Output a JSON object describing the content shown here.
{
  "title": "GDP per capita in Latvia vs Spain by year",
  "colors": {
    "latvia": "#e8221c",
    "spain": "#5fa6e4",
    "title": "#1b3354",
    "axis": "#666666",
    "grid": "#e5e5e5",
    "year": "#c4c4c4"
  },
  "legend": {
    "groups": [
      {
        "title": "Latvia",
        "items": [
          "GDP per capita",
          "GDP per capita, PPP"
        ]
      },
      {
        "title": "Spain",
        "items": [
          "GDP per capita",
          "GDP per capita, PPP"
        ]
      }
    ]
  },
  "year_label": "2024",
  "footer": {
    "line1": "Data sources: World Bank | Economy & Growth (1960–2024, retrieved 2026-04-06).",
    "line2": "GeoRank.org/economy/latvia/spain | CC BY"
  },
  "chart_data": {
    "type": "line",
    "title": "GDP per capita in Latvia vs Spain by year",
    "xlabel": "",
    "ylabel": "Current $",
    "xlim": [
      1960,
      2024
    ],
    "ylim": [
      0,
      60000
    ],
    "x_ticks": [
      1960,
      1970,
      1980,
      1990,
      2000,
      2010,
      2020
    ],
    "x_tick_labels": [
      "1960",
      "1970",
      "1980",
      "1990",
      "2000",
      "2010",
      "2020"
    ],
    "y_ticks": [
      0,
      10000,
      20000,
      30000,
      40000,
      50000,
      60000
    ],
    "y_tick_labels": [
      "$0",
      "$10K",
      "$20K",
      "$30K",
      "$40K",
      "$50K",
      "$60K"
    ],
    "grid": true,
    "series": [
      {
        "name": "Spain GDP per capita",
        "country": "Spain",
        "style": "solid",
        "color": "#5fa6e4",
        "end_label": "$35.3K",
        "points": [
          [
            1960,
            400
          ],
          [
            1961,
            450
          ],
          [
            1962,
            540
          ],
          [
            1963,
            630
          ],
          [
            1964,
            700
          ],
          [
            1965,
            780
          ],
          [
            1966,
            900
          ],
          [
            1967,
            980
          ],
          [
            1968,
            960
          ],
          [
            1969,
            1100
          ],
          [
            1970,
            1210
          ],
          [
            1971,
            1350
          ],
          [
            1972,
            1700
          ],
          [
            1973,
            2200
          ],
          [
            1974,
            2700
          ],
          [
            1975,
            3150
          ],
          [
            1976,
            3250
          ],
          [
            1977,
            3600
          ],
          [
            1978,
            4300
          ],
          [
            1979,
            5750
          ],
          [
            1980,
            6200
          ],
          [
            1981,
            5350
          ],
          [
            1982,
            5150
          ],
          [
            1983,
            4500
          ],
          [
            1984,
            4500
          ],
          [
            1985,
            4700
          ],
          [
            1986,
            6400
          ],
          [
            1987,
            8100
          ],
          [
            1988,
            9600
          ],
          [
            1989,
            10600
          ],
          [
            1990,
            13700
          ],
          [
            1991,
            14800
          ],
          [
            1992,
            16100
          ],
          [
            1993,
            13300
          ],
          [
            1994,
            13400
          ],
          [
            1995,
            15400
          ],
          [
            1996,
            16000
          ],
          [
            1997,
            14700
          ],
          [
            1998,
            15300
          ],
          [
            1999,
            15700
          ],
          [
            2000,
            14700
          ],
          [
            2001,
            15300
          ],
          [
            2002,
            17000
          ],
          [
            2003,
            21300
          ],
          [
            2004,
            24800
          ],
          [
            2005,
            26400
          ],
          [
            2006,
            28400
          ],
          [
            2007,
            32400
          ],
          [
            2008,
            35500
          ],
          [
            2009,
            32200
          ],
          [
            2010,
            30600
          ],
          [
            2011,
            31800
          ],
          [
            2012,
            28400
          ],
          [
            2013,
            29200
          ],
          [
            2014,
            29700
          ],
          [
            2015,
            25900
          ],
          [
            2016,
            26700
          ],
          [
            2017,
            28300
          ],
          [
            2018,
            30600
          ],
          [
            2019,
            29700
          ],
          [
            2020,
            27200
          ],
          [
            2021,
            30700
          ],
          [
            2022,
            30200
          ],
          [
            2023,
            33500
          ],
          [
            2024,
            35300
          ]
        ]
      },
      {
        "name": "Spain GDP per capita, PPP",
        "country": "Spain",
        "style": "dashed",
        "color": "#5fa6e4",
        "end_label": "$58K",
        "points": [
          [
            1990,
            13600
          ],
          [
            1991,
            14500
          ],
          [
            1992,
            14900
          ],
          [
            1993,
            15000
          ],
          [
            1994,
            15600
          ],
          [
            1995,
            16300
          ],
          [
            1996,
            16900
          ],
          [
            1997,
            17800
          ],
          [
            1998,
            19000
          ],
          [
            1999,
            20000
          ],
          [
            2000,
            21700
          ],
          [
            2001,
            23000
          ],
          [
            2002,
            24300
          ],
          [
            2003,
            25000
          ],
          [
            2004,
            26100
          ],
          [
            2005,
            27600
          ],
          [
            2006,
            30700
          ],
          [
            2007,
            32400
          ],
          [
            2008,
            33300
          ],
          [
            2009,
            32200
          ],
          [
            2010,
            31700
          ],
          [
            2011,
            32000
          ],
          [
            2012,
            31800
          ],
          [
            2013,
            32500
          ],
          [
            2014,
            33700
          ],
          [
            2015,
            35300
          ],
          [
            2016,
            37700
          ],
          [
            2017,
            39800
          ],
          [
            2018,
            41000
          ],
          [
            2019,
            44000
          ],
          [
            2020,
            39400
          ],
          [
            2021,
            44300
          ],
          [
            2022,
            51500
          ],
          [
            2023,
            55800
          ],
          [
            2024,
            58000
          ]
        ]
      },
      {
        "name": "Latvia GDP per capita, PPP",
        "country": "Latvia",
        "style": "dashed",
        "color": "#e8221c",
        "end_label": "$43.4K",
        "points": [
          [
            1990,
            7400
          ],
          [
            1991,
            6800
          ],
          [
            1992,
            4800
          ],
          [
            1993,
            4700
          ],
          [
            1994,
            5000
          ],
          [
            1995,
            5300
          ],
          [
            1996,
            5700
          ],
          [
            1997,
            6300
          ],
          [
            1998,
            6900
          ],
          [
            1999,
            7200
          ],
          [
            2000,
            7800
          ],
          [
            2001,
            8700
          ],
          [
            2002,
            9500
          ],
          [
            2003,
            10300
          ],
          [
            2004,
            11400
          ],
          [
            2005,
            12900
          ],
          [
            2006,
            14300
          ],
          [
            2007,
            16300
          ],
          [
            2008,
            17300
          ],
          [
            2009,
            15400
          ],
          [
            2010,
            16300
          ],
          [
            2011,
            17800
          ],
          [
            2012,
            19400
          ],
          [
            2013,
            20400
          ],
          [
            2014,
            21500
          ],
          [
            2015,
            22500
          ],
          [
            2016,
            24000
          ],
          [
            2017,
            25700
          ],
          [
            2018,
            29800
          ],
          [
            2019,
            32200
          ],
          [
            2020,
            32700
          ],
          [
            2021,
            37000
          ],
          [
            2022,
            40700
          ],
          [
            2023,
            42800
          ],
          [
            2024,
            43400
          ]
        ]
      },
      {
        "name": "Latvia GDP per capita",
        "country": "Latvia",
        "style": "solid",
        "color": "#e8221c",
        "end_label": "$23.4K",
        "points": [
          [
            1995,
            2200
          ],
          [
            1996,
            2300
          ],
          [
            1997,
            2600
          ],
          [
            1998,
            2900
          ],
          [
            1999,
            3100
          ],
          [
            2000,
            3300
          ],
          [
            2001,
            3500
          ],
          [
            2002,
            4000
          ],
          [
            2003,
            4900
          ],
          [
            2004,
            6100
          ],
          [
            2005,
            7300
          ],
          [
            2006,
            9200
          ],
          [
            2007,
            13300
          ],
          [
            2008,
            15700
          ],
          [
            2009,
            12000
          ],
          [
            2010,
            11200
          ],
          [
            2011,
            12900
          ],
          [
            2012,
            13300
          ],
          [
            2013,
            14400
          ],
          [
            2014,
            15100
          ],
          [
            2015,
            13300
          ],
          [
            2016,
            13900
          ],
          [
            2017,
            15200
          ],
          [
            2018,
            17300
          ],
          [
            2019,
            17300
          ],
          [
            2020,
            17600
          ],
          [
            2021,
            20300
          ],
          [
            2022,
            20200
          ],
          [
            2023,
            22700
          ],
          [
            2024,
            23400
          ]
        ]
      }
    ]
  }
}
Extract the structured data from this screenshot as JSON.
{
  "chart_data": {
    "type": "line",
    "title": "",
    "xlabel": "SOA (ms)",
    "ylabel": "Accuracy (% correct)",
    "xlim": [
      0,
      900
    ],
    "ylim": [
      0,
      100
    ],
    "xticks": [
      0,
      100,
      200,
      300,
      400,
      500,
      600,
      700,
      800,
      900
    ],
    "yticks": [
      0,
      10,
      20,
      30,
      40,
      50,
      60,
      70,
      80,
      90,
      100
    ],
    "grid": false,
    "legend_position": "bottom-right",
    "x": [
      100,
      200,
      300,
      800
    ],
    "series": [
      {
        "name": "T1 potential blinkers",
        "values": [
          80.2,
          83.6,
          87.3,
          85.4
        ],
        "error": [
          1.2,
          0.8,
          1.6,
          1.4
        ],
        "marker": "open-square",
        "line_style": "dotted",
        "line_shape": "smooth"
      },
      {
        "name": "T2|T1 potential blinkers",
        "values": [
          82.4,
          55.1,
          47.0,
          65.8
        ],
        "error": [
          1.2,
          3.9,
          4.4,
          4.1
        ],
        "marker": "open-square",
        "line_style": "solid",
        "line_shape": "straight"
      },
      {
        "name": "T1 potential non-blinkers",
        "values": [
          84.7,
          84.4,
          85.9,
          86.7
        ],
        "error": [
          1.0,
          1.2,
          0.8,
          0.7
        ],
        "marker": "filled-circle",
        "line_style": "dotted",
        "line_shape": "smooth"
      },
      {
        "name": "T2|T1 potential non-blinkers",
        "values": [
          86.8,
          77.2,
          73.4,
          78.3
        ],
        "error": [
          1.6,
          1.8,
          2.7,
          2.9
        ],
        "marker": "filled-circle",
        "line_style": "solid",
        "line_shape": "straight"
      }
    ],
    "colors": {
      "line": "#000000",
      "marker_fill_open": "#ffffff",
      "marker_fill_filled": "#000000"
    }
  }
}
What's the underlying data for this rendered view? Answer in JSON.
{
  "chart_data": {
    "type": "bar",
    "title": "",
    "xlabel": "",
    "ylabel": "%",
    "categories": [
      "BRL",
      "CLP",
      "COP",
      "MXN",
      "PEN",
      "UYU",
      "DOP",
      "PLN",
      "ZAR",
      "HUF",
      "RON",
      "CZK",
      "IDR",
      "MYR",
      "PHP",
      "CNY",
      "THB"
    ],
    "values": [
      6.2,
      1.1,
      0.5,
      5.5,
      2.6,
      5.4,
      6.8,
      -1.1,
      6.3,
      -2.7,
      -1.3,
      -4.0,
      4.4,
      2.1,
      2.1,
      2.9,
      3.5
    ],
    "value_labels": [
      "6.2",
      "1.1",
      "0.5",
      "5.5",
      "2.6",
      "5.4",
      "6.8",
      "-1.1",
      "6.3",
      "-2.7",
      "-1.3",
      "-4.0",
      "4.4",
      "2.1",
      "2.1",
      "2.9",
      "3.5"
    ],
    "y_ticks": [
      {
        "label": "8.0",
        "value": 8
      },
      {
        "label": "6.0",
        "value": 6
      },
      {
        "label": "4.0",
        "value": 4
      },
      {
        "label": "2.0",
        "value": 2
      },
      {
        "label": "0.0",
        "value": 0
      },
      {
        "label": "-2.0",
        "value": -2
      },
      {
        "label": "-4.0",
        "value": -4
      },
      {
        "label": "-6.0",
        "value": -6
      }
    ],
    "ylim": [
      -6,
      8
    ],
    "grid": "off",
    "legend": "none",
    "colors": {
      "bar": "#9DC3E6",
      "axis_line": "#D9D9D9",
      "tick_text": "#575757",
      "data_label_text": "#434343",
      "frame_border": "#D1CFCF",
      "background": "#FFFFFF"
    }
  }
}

------------

_Aim_: Each line that holds the word "ylabel" is to be copied.

_Correct result_:
    "ylabel": "Current $",
    "ylabel": "Accuracy (% correct)",
    "ylabel": "%",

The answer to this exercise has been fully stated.